━━━━━ Raw data ━━━━━

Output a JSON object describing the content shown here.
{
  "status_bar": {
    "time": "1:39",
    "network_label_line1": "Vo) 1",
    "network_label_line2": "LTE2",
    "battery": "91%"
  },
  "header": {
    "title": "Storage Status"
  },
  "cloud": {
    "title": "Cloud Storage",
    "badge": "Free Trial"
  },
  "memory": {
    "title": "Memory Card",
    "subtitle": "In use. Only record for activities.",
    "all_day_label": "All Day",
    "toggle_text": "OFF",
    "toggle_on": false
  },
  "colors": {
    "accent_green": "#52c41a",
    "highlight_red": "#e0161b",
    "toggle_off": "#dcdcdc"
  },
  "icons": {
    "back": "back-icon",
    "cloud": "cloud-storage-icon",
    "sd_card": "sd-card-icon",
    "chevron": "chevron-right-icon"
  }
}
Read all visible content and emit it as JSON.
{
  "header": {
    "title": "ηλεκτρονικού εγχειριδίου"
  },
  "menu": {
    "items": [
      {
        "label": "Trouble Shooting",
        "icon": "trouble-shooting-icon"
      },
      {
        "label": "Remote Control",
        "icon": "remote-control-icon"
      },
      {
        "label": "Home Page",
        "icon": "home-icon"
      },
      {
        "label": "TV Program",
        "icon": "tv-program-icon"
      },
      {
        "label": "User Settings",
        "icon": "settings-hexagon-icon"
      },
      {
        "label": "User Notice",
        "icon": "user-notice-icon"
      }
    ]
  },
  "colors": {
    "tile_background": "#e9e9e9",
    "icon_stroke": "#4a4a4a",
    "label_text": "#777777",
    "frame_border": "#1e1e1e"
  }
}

━━━━━

Return all lines of the material above in which the word "JSON" occurs.

• Complete response:
Output a JSON object describing the content shown here.
Read all visible content and emit it as JSON.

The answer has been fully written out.